··· DATA SUPPLIED

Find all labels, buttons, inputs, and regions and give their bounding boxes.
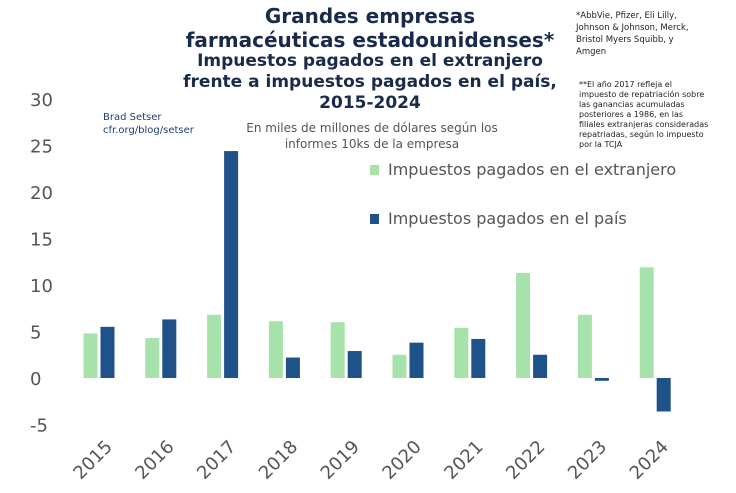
y-tick-label: 5 xyxy=(30,323,41,344)
bar-domestic xyxy=(162,319,177,378)
bar-foreign xyxy=(577,314,592,378)
bar-domestic xyxy=(594,378,609,381)
bar-foreign xyxy=(639,267,654,378)
bar-foreign xyxy=(454,327,469,378)
bar-foreign xyxy=(268,321,283,378)
bar-domestic xyxy=(285,357,300,378)
x-tick-label: 2022 xyxy=(502,436,549,483)
units-note: En miles de millones de dólares según lo… xyxy=(246,121,498,151)
bar-foreign xyxy=(330,322,345,378)
y-tick-label: 20 xyxy=(30,183,53,204)
legend-item-domestic: Impuestos pagados en el país xyxy=(370,209,627,228)
y-tick-label: 25 xyxy=(30,137,53,158)
bar-domestic xyxy=(471,338,486,378)
x-tick-label: 2020 xyxy=(378,436,425,483)
x-tick-label: 2019 xyxy=(317,436,364,483)
x-tick-label: 2018 xyxy=(255,436,302,483)
bar-foreign xyxy=(516,272,531,378)
bar-foreign xyxy=(392,354,407,378)
legend-label-domestic: Impuestos pagados en el país xyxy=(388,209,627,228)
y-tick-label: 0 xyxy=(30,369,41,390)
chart-subtitle: Impuestos pagados en el extranjero frent… xyxy=(183,51,557,113)
y-tick-label: 15 xyxy=(30,230,53,251)
bar-domestic xyxy=(533,354,548,378)
bar-domestic xyxy=(100,326,115,378)
x-tick-label: 2024 xyxy=(626,436,673,483)
x-tick-label: 2023 xyxy=(564,436,611,483)
x-tick-label: 2015 xyxy=(69,436,116,483)
chart-title: Grandes empresas farmacéuticas estadouni… xyxy=(185,4,555,52)
y-tick-label: 10 xyxy=(30,276,53,297)
legend-swatch-domestic xyxy=(370,213,379,224)
x-tick-label: 2016 xyxy=(131,436,178,483)
footnote-2017: **El año 2017 refleja el impuesto de rep… xyxy=(579,80,709,149)
footnote-companies: *AbbVie, Pfizer, Eli Lilly, Johnson & Jo… xyxy=(576,11,689,57)
y-tick-label: -5 xyxy=(30,416,48,437)
bar-domestic xyxy=(409,342,424,378)
bar-foreign xyxy=(83,333,98,378)
bar-foreign xyxy=(207,314,222,378)
legend-label-foreign: Impuestos pagados en el extranjero xyxy=(388,160,677,179)
y-tick-label: 30 xyxy=(30,90,53,111)
bar-foreign xyxy=(145,338,160,378)
legend-item-foreign: Impuestos pagados en el extranjero xyxy=(370,160,676,179)
author-credit: Brad Setser cfr.org/blog/setser xyxy=(103,112,194,136)
x-tick-label: 2017 xyxy=(193,436,240,483)
legend-swatch-foreign xyxy=(370,164,379,175)
bar-domestic xyxy=(224,151,239,378)
x-tick-label: 2021 xyxy=(440,436,487,483)
bar-domestic xyxy=(656,378,671,412)
bar-domestic xyxy=(347,351,362,378)
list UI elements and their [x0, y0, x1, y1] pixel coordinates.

······

(OBJECTIVE): Rewrite all the rows above, changing every "x-tick-label" to "x-axis-label" and leaving everything else as it is. Omit the pictures from your output.

(SOLVED PROBLEM):
Find all labels, buttons, inputs, and regions and give their bounding boxes.
y-tick-label: 5 xyxy=(30,323,41,344)
bar-domestic xyxy=(162,319,177,378)
bar-foreign xyxy=(577,314,592,378)
bar-domestic xyxy=(594,378,609,381)
bar-foreign xyxy=(639,267,654,378)
bar-foreign xyxy=(454,327,469,378)
bar-foreign xyxy=(268,321,283,378)
bar-domestic xyxy=(285,357,300,378)
x-axis-label: 2022 xyxy=(502,436,549,483)
units-note: En miles de millones de dólares según lo… xyxy=(246,121,498,151)
bar-foreign xyxy=(330,322,345,378)
y-tick-label: 20 xyxy=(30,183,53,204)
legend-item-domestic: Impuestos pagados en el país xyxy=(370,209,627,228)
y-tick-label: 25 xyxy=(30,137,53,158)
bar-domestic xyxy=(471,338,486,378)
x-axis-label: 2020 xyxy=(378,436,425,483)
x-axis-label: 2019 xyxy=(317,436,364,483)
x-axis-label: 2018 xyxy=(255,436,302,483)
bar-foreign xyxy=(516,272,531,378)
bar-foreign xyxy=(392,354,407,378)
legend-label-domestic: Impuestos pagados en el país xyxy=(388,209,627,228)
y-tick-label: 0 xyxy=(30,369,41,390)
chart-subtitle: Impuestos pagados en el extranjero frent… xyxy=(183,51,557,113)
y-tick-label: 15 xyxy=(30,230,53,251)
bar-domestic xyxy=(533,354,548,378)
bar-domestic xyxy=(100,326,115,378)
x-axis-label: 2024 xyxy=(626,436,673,483)
x-axis-label: 2023 xyxy=(564,436,611,483)
x-axis-label: 2015 xyxy=(69,436,116,483)
chart-title: Grandes empresas farmacéuticas estadouni… xyxy=(185,4,555,52)
y-tick-label: 10 xyxy=(30,276,53,297)
legend-swatch-domestic xyxy=(370,213,379,224)
x-axis-label: 2016 xyxy=(131,436,178,483)
footnote-2017: **El año 2017 refleja el impuesto de rep… xyxy=(579,80,709,149)
footnote-companies: *AbbVie, Pfizer, Eli Lilly, Johnson & Jo… xyxy=(576,11,689,57)
y-tick-label: -5 xyxy=(30,416,48,437)
bar-domestic xyxy=(409,342,424,378)
bar-foreign xyxy=(83,333,98,378)
bar-foreign xyxy=(207,314,222,378)
legend-label-foreign: Impuestos pagados en el extranjero xyxy=(388,160,677,179)
y-tick-label: 30 xyxy=(30,90,53,111)
bar-foreign xyxy=(145,338,160,378)
legend-item-foreign: Impuestos pagados en el extranjero xyxy=(370,160,676,179)
author-credit: Brad Setser cfr.org/blog/setser xyxy=(103,112,194,136)
x-axis-label: 2017 xyxy=(193,436,240,483)
legend-swatch-foreign xyxy=(370,164,379,175)
bar-domestic xyxy=(224,151,239,378)
x-axis-label: 2021 xyxy=(440,436,487,483)
bar-domestic xyxy=(656,378,671,412)
bar-domestic xyxy=(347,351,362,378)
list UI elements and their [x0, y0, x1, y1] pixel coordinates.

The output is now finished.